What is needed: Write the data out again in full, with no departure from the original.

Dataset content:
────────────────────
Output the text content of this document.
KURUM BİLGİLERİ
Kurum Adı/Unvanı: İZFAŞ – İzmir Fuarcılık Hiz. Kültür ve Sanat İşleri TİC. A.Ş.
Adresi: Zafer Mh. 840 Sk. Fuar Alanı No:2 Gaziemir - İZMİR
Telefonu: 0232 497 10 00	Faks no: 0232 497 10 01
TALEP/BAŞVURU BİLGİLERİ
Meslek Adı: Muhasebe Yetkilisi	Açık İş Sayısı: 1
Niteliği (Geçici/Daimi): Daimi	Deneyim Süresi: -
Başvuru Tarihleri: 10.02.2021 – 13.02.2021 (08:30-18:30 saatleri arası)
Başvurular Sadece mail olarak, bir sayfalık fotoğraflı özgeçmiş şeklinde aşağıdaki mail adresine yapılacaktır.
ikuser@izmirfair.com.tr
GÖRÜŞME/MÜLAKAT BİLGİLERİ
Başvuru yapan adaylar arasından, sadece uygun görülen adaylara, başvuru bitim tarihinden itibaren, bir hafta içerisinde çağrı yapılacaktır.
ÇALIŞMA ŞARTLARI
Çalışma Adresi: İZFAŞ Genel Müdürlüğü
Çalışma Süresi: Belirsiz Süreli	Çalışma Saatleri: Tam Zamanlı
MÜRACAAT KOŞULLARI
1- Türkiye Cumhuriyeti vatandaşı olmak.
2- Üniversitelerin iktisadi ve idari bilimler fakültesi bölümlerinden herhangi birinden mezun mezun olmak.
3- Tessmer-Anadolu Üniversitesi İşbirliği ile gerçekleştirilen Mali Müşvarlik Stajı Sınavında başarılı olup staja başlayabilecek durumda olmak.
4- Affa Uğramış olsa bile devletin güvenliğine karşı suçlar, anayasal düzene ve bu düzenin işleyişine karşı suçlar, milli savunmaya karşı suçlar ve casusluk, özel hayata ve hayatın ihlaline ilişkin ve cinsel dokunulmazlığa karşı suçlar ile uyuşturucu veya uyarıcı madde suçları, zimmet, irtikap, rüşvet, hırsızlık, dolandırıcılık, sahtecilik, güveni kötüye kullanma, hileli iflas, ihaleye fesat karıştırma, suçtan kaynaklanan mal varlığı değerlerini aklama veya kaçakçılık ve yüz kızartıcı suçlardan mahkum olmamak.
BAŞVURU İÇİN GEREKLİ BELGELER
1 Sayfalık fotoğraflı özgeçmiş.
────────────────────
Written reply:
Output the text content of this document.
KURUM BİLGİLERİ
Kurum Adı/Unvanı: İZFAŞ – İzmir Fuarcılık Hiz. Kültür ve Sanat İşleri TİC. A.Ş.
Adresi: Zafer Mh. 840 Sk. Fuar Alanı No:2 Gaziemir - İZMİR
Telefonu: 0232 497 10 00	Faks no: 0232 497 10 01
TALEP/BAŞVURU BİLGİLERİ
Meslek Adı: Muhasebe Yetkilisi	Açık İş Sayısı: 1
Niteliği (Geçici/Daimi): Daimi	Deneyim Süresi: -
Başvuru Tarihleri: 10.02.2021 – 13.02.2021 (08:30-18:30 saatleri arası)
Başvurular Sadece mail olarak, bir sayfalık fotoğraflı özgeçmiş şeklinde aşağıdaki mail adresine yapılacaktır.
ikuser@izmirfair.com.tr
GÖRÜŞME/MÜLAKAT BİLGİLERİ
Başvuru yapan adaylar arasından, sadece uygun görülen adaylara, başvuru bitim tarihinden itibaren, bir hafta içerisinde çağrı yapılacaktır.
ÇALIŞMA ŞARTLARI
Çalışma Adresi: İZFAŞ Genel Müdürlüğü
Çalışma Süresi: Belirsiz Süreli	Çalışma Saatleri: Tam Zamanlı
MÜRACAAT KOŞULLARI
1- Türkiye Cumhuriyeti vatandaşı olmak.
2- Üniversitelerin iktisadi ve idari bilimler fakültesi bölümlerinden herhangi birinden mezun mezun olmak.
3- Tessmer-Anadolu Üniversitesi İşbirliği ile gerçekleştirilen Mali Müşvarlik Stajı Sınavında başarılı olup staja başlayabilecek durumda olmak.
4- Affa Uğramış olsa bile devletin güvenliğine karşı suçlar, anayasal düzene ve bu düzenin işleyişine karşı suçlar, milli savunmaya karşı suçlar ve casusluk, özel hayata ve hayatın ihlaline ilişkin ve cinsel dokunulmazlığa karşı suçlar ile uyuşturucu veya uyarıcı madde suçları, zimmet, irtikap, rüşvet, hırsızlık, dolandırıcılık, sahtecilik, güveni kötüye kullanma, hileli iflas, ihaleye fesat karıştırma, suçtan kaynaklanan mal varlığı değerlerini aklama veya kaçakçılık ve yüz kızartıcı suçlardan mahkum olmamak.
BAŞVURU İÇİN GEREKLİ BELGELER
1 Sayfalık fotoğraflı özgeçmiş.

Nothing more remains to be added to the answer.